• _INFORMATION GIVEN_:
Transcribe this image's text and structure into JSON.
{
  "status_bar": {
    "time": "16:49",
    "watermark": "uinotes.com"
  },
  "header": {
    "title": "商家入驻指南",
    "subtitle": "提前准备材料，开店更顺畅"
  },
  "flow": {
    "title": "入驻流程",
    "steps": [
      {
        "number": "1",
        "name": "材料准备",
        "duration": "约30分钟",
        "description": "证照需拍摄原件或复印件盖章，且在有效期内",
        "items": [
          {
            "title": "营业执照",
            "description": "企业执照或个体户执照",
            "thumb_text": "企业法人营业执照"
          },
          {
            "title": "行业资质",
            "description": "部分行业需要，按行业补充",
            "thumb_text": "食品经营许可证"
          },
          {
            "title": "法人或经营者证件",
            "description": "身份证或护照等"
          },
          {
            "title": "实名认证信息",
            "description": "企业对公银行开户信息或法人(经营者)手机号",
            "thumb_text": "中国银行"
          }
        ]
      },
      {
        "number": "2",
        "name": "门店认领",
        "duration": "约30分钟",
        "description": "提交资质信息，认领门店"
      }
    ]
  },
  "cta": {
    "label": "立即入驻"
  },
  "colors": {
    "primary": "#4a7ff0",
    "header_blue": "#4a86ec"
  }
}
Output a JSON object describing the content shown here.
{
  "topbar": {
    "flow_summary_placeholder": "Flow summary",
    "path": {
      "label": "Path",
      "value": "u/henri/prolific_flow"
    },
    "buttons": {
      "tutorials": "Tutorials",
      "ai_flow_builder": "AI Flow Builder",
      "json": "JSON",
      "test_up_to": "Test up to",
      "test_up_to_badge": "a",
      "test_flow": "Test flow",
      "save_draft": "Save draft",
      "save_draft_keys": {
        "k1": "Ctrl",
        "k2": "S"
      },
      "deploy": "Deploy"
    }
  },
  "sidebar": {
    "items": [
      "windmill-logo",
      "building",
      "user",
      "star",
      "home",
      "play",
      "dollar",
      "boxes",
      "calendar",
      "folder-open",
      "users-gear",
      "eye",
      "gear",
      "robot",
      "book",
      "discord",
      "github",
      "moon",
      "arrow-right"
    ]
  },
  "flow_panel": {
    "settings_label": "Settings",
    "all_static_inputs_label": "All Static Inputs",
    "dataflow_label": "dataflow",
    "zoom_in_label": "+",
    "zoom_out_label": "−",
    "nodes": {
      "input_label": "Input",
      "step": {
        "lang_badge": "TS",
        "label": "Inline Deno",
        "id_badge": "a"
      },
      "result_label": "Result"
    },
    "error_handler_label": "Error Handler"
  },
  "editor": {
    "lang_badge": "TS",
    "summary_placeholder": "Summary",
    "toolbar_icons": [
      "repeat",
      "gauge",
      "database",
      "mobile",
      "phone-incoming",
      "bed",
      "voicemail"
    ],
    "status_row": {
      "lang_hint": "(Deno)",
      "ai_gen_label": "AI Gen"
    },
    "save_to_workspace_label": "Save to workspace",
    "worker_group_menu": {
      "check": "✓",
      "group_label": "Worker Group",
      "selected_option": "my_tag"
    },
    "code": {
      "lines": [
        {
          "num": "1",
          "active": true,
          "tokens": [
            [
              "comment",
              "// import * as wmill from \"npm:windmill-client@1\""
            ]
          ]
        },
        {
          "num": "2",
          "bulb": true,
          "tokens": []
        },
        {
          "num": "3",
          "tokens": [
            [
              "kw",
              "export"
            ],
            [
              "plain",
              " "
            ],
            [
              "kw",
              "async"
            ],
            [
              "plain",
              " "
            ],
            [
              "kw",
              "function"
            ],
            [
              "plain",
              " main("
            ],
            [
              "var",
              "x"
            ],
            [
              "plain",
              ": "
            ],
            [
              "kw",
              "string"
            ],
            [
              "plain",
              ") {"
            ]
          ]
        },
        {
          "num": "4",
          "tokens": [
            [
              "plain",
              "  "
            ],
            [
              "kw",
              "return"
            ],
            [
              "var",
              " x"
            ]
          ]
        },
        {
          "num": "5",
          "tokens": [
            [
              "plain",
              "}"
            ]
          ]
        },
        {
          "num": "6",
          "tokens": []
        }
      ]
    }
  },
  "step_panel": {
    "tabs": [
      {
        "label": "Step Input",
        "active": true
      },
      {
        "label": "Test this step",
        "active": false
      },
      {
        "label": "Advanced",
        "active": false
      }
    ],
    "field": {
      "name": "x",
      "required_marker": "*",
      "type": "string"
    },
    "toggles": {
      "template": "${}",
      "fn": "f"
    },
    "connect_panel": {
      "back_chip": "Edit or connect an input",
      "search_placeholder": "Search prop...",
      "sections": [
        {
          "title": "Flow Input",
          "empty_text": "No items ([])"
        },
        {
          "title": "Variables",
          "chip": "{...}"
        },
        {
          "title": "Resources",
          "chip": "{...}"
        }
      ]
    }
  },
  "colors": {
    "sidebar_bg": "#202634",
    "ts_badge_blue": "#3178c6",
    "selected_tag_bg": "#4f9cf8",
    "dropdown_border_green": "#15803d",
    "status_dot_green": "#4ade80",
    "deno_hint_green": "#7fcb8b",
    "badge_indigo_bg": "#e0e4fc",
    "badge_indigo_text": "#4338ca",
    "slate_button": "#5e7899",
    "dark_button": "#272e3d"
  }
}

• _STATED EXERCISE_: Each line that holds the string "active" counts once; give the total and nothing else.

• _FINAL RESULT_: 4